• _Exercise description_
Rewrite the items from the line with "Ellipse shape xyxy=(212,304,292,441)" up to and including the line with "Ellipse shape xyxy=(182,168,323,255)", putting "Oval" in place of "Ellipse" and leaving everything else the same.
START Data shown
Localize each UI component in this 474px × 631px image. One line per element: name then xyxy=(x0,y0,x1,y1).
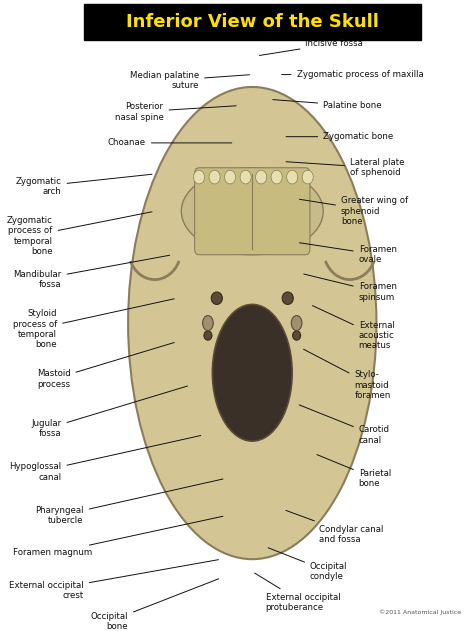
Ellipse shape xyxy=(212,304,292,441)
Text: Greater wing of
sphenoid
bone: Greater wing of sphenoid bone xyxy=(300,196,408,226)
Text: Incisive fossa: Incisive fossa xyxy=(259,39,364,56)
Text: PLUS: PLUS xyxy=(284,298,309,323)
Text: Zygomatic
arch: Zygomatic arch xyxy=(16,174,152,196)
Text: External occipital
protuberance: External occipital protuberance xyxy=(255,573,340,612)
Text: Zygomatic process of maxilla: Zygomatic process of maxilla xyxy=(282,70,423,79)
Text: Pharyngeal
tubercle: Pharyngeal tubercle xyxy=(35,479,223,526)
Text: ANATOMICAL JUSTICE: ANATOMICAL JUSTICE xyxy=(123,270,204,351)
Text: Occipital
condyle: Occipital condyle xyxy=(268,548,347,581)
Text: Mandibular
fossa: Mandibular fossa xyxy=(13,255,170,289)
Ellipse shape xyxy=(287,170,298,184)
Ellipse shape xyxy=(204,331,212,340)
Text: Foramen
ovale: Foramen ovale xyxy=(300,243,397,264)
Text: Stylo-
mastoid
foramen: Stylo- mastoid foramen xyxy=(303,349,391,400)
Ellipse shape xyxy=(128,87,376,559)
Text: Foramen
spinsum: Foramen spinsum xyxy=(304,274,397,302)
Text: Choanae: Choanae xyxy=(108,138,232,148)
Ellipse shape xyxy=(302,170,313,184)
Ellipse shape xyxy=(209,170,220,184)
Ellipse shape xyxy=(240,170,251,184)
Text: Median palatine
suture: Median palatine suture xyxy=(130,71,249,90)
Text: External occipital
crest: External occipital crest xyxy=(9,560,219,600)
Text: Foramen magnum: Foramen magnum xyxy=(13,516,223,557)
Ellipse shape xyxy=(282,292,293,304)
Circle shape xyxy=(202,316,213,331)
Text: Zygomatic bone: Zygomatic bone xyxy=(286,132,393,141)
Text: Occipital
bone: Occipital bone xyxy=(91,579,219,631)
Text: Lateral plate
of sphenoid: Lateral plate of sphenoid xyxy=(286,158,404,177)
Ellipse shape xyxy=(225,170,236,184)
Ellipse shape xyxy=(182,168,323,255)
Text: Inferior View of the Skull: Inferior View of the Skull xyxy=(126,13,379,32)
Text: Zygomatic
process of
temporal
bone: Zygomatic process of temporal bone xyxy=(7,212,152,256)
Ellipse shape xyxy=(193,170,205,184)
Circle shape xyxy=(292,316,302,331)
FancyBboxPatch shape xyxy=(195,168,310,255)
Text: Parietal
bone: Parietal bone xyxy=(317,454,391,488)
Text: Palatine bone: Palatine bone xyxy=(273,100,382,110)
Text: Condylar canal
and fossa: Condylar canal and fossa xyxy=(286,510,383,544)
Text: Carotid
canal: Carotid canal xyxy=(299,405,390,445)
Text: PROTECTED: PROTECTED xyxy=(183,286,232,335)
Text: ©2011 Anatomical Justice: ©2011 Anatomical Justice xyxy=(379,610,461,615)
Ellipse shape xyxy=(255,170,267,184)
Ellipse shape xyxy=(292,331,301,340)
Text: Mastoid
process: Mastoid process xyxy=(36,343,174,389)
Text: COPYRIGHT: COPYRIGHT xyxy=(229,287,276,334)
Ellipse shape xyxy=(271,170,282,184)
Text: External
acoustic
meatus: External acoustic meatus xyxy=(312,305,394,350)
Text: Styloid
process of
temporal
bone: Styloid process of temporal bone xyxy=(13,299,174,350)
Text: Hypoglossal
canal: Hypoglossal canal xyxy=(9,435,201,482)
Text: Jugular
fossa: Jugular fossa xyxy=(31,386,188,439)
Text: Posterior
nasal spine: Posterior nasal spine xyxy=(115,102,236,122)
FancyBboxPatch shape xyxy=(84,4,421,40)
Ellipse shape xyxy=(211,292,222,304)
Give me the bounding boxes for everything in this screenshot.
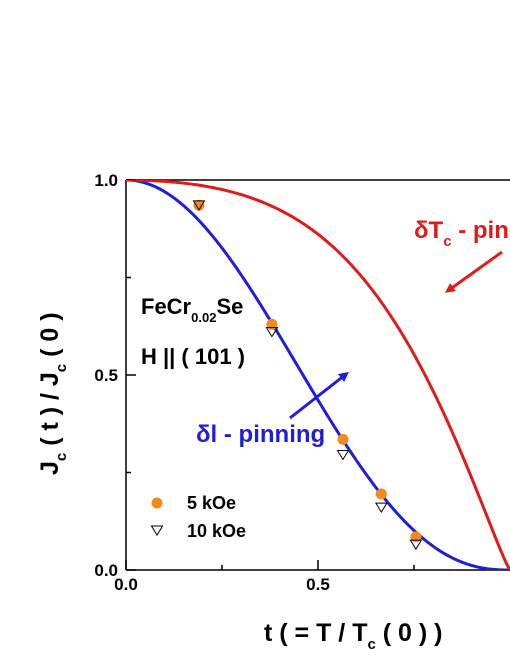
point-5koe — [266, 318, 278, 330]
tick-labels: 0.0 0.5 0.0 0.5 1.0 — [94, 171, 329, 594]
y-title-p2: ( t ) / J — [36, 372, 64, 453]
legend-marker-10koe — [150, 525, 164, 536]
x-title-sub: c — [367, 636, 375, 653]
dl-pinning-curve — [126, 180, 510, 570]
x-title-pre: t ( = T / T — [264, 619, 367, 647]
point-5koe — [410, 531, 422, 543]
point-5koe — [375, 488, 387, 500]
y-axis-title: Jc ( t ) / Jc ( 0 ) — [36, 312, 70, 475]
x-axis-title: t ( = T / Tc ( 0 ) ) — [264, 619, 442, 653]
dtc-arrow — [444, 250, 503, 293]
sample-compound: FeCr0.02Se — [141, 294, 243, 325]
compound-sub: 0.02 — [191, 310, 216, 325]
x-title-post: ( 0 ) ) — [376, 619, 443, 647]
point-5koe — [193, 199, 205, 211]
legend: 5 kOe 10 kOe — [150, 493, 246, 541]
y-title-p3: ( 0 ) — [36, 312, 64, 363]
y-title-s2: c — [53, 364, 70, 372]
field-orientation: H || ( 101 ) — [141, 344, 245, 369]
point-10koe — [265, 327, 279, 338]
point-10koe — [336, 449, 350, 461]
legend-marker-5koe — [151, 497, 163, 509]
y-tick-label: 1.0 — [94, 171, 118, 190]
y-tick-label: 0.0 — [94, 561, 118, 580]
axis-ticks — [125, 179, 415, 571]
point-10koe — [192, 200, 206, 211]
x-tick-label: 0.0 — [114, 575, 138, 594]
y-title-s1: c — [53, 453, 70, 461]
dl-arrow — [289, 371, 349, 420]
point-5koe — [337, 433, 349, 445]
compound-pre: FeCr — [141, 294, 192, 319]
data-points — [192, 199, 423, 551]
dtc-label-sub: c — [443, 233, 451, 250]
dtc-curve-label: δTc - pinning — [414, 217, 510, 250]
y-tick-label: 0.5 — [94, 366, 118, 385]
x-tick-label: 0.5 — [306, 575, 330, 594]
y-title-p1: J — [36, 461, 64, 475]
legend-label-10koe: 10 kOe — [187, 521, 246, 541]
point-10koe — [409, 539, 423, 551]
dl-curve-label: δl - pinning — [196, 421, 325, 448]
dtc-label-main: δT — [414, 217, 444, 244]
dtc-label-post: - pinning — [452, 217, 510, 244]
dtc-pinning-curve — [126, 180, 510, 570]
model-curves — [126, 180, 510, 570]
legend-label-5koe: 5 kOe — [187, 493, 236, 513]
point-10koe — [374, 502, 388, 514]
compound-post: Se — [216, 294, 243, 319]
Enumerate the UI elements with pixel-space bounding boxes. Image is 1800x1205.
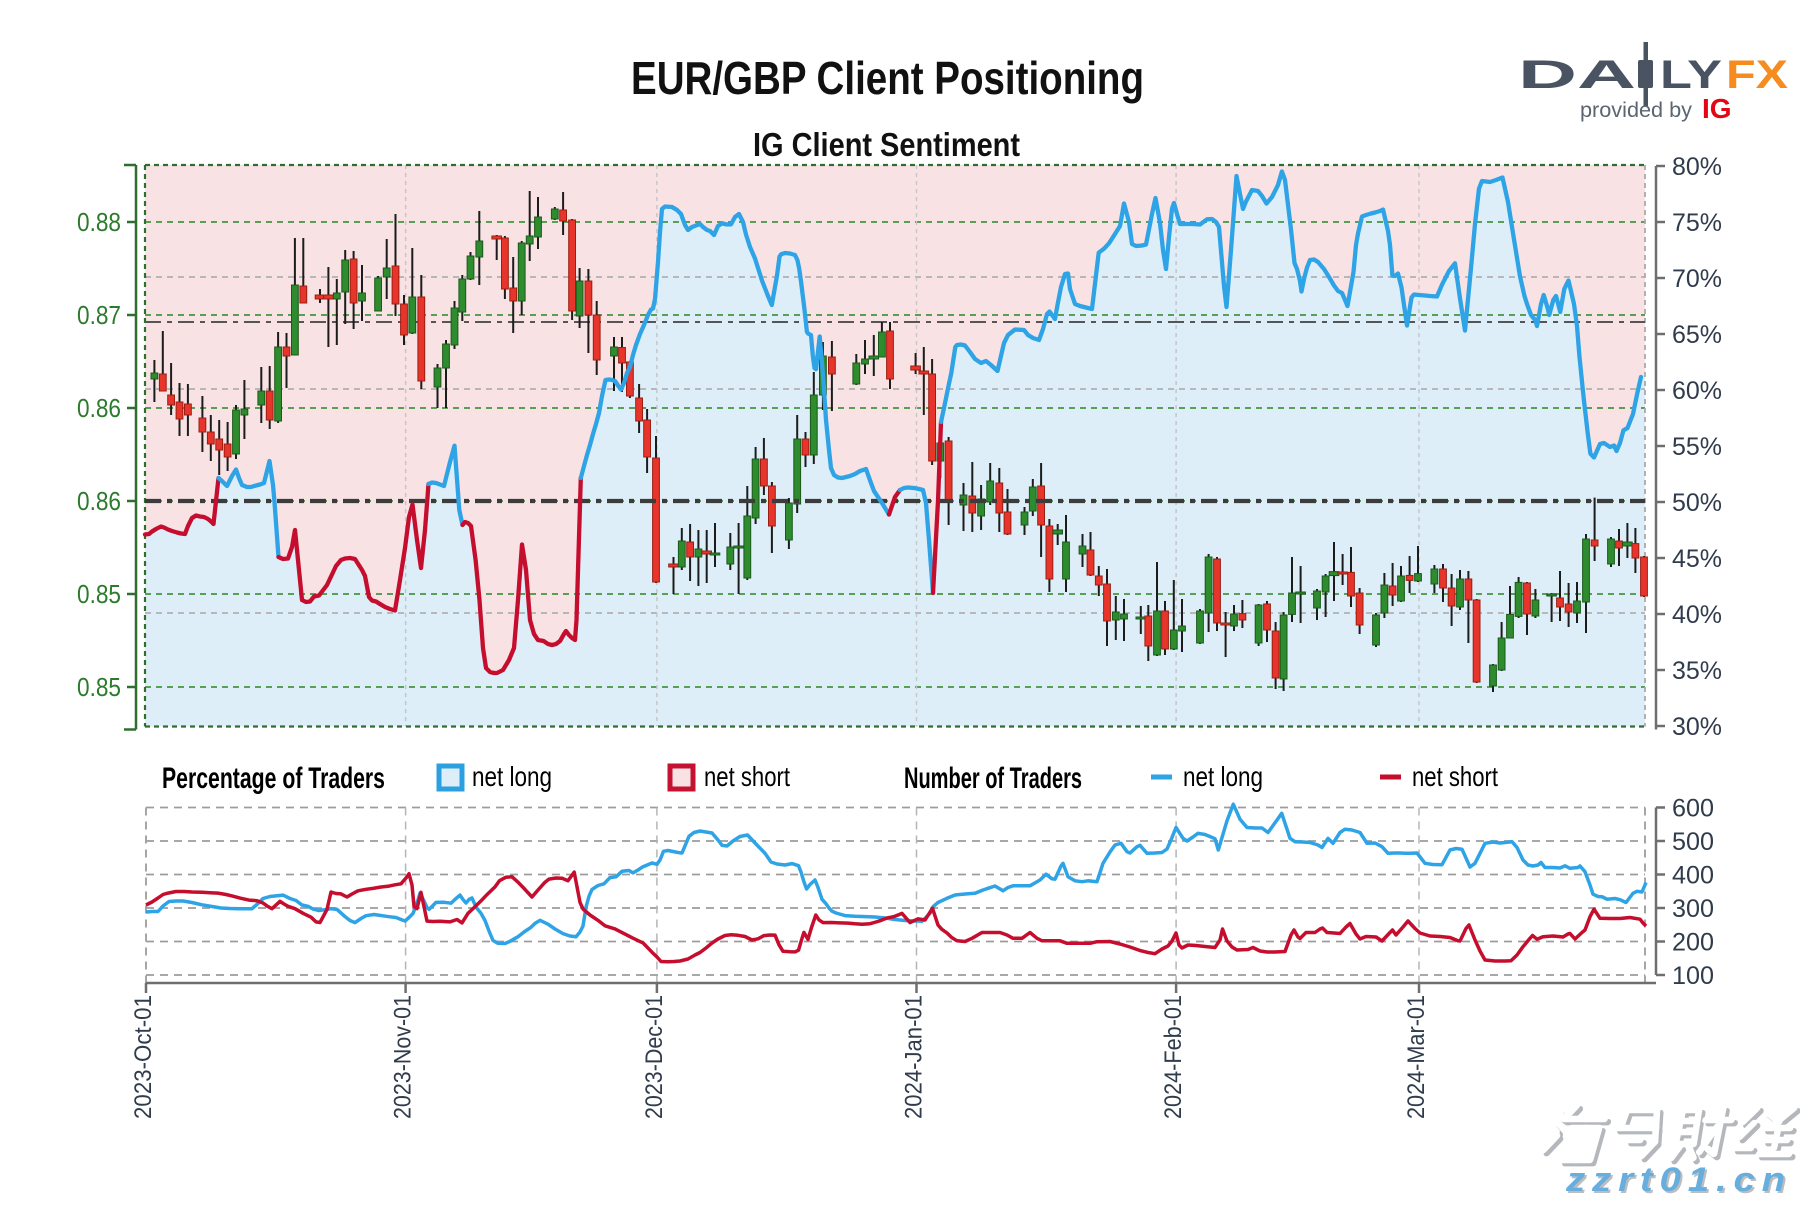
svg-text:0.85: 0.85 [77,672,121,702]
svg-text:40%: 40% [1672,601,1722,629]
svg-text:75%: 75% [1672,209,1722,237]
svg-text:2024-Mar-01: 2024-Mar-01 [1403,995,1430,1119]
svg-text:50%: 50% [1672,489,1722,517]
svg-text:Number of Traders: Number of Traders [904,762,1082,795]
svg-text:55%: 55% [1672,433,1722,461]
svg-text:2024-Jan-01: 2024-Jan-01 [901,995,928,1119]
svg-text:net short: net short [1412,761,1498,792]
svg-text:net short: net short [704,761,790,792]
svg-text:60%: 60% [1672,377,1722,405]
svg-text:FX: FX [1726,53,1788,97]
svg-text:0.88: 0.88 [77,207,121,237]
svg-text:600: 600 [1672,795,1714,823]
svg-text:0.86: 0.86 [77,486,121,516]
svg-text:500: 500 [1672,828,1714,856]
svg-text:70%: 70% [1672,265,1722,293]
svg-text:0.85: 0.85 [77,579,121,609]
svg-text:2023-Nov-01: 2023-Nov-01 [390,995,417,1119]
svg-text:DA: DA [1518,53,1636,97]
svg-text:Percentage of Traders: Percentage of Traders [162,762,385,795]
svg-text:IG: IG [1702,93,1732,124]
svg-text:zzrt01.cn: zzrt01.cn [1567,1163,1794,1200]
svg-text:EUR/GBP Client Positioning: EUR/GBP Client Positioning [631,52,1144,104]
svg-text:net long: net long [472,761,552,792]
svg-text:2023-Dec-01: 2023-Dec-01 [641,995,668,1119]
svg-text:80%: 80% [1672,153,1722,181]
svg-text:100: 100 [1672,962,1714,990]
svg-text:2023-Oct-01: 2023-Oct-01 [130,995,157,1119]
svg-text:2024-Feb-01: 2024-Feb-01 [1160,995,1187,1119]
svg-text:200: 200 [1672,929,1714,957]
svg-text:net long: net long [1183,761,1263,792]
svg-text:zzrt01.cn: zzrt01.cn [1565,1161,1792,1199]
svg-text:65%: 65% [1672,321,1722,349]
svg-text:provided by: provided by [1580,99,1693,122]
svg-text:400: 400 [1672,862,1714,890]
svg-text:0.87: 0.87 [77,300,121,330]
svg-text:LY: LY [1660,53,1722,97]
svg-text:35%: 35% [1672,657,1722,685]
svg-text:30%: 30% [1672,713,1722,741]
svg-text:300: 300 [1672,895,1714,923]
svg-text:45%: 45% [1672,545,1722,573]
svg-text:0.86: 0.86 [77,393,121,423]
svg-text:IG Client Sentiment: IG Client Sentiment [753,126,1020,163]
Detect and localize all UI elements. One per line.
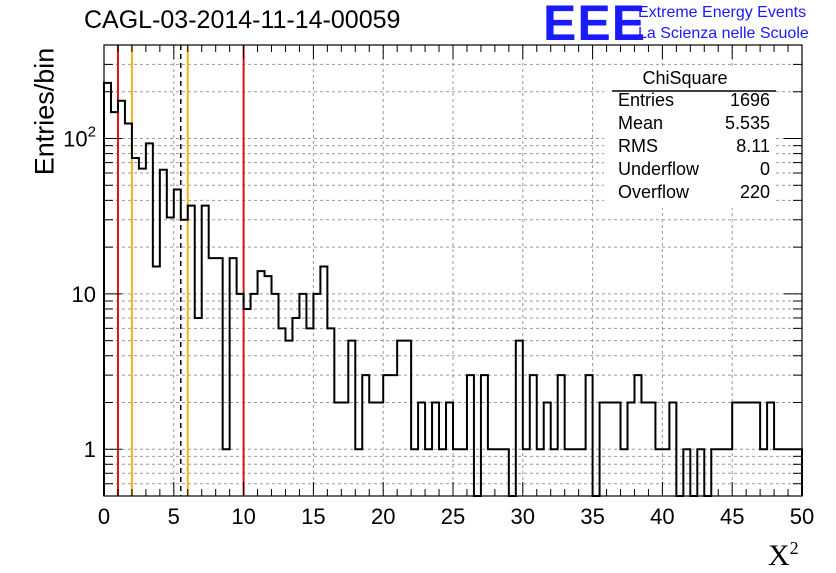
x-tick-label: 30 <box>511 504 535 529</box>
END Data shown
• _Finished answer_
Oval shape xyxy=(212,304,292,441)
Text: Greater wing of
sphenoid
bone: Greater wing of sphenoid bone xyxy=(300,196,408,226)
Text: Incisive fossa: Incisive fossa xyxy=(259,39,364,56)
Text: PLUS: PLUS xyxy=(284,298,309,323)
Text: Zygomatic
arch: Zygomatic arch xyxy=(16,174,152,196)
Text: External occipital
protuberance: External occipital protuberance xyxy=(255,573,340,612)
Text: Zygomatic process of maxilla: Zygomatic process of maxilla xyxy=(282,70,423,79)
Text: Pharyngeal
tubercle: Pharyngeal tubercle xyxy=(35,479,223,526)
Text: ANATOMICAL JUSTICE: ANATOMICAL JUSTICE xyxy=(123,270,204,351)
Text: Occipital
condyle: Occipital condyle xyxy=(268,548,347,581)
Text: Mandibular
fossa: Mandibular fossa xyxy=(13,255,170,289)
Oval shape xyxy=(287,170,298,184)
Oval shape xyxy=(204,331,212,340)
Text: Foramen
ovale: Foramen ovale xyxy=(300,243,397,264)
Text: Stylo-
mastoid
foramen: Stylo- mastoid foramen xyxy=(303,349,391,400)
Oval shape xyxy=(128,87,376,559)
Text: Foramen
spinsum: Foramen spinsum xyxy=(304,274,397,302)
Text: Choanae: Choanae xyxy=(108,138,232,148)
Oval shape xyxy=(302,170,313,184)
Oval shape xyxy=(209,170,220,184)
Oval shape xyxy=(240,170,251,184)
Text: Median palatine
suture: Median palatine suture xyxy=(130,71,249,90)
Text: External occipital
crest: External occipital crest xyxy=(9,560,219,600)
Text: Foramen magnum: Foramen magnum xyxy=(13,516,223,557)
Oval shape xyxy=(282,292,293,304)
Circle shape xyxy=(202,316,213,331)
Text: Zygomatic bone: Zygomatic bone xyxy=(286,132,393,141)
Text: Occipital
bone: Occipital bone xyxy=(91,579,219,631)
Text: Lateral plate
of sphenoid: Lateral plate of sphenoid xyxy=(286,158,404,177)
Oval shape xyxy=(225,170,236,184)
Oval shape xyxy=(182,168,323,255)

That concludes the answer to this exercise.